**PROVIDED TEXT:**
● ● ● ● ● ● ●

The Future of Web Applications by Dion Almaer and Ben Galbraith

Ajaxian Founders, Google and Mozilla Alumnis and now Palm WebOS gurus Dion Almaer and Ben Galbraith will present on The Future of Web Applications.

The Ajax revolution saw a sea change in web application development. By taking advantage of long-dormant browser capabilities, we were able to take our craft to new levels—reinventing well-established genres, challenging desktop applications, and jump-starting a renaissance in web start-ups.

So what happens when we have new browser features to exploit? This session explores some of the latest shiny toys we can play with—potentially disruptive technologies that just might upset the status quo once again.

Video

The future state of layout by Stephen Hay

Stephen dives into the CSS3 layout modules, places them side-by-side and explores the pros and cons of each. He takes a layout for which floats and positioning would be less than ideal, pulls it apart and builds it three times: once for each of three CSS3 layout modules, exploring how we will finally be able to create true grid-based layouts.

With much of recent CSS3 attention directed toward decoration and typography, it's time to focus our attention on that which has caused developers the most problems: layout. You'll leave this session with a firmer understanding of what the layout modules have to offer.

Video and slides

The Mobile Web, or the masochist’s guide to gleeful self-flagellation by Peter-Paul Koch

In this session we'll take a look at various practical problems that surround the creation of mobile websites and W3C Widgets. Although web developers are well prepared for many of the browser incompatibilities they're sure to encounter, there are some special problems that occur only on mobile devices. We will discuss these problems.

We'll also take a look at producing interoperable W3C Widgets and the problems vendors have created for us.

If the mobile web is new to you you'll be shocked by the sheer size of the problems mobile devices create, and the sheer depth of our ignorance. Nonetheless, there is a thin ray of light at the end of the tunnel, and we'll end on a more positive note by looking to the future.

● ● ● ● ● ● ●

Collection entries:
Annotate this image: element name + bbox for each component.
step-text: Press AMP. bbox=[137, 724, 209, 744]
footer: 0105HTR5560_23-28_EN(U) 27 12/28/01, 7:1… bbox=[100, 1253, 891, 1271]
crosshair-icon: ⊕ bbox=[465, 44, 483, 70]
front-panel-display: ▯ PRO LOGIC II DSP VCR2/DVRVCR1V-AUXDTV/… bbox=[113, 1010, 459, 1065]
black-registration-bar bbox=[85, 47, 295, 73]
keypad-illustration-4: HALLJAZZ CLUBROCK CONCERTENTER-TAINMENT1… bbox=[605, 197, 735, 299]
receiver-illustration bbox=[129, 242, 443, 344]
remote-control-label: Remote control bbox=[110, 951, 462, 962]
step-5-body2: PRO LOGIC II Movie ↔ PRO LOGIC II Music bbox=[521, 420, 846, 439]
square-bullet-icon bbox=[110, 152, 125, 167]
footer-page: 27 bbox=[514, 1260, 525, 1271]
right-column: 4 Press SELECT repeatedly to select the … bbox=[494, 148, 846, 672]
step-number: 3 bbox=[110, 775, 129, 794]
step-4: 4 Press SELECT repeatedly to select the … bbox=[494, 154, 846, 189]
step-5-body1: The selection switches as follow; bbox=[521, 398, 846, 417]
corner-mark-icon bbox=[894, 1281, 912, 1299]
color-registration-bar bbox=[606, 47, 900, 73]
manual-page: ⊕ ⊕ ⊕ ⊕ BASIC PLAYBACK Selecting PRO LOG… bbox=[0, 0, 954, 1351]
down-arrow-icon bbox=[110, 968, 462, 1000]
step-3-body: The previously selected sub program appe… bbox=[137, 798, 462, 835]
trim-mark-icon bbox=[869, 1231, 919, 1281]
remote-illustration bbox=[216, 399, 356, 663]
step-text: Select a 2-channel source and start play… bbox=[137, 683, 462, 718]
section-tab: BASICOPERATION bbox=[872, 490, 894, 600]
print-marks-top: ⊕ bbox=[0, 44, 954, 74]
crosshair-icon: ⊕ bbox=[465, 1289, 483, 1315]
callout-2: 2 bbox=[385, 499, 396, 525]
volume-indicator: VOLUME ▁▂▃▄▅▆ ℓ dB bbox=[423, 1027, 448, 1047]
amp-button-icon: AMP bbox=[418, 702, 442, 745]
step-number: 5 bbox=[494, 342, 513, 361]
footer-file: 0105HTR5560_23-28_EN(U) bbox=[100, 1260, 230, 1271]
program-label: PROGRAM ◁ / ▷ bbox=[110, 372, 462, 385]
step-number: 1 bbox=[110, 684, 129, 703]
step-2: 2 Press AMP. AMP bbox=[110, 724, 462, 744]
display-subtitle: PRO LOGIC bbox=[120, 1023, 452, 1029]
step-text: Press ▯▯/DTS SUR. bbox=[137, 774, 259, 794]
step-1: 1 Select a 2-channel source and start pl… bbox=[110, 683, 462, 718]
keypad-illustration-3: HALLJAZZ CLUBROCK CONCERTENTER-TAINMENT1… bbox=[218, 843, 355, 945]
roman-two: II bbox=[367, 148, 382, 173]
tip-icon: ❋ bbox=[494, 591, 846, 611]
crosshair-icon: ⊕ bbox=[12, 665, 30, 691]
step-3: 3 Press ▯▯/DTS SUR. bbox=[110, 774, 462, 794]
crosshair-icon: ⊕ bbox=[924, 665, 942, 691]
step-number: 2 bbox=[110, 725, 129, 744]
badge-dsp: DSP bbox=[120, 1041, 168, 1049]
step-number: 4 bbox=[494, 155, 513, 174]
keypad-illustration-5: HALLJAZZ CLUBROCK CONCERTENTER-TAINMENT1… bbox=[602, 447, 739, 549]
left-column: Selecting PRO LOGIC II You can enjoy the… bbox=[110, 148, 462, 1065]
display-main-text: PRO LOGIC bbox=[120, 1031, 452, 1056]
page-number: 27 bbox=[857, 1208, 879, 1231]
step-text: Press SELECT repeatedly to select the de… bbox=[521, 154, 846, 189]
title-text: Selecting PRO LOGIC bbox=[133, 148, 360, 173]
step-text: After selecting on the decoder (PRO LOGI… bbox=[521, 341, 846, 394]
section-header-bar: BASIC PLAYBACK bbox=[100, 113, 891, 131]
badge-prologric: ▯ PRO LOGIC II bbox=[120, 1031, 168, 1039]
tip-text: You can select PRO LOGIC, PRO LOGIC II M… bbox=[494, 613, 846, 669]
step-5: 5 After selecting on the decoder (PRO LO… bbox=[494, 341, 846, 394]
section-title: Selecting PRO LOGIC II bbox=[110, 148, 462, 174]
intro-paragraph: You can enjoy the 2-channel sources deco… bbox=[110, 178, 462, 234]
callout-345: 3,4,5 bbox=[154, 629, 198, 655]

● ● ● ● ● ● ●

**WHAT IS NEEDED:** Echo the portion of the session descriptions that opens with the words containing "In this session" and closes with "to the future.". The items have no connection to the session descriptions.

**EXERCISE SOLUTION:**
In this session we'll take a look at various practical problems that surround the creation of mobile websites and W3C Widgets. Although web developers are well prepared for many of the browser incompatibilities they're sure to encounter, there are some special problems that occur only on mobile devices. We will discuss these problems.

We'll also take a look at producing interoperable W3C Widgets and the problems vendors have created for us.

If the mobile web is new to you you'll be shocked by the sheer size of the problems mobile devices create, and the sheer depth of our ignorance. Nonetheless, there is a thin ray of light at the end of the tunnel, and we'll end on a more positive note by looking to the future.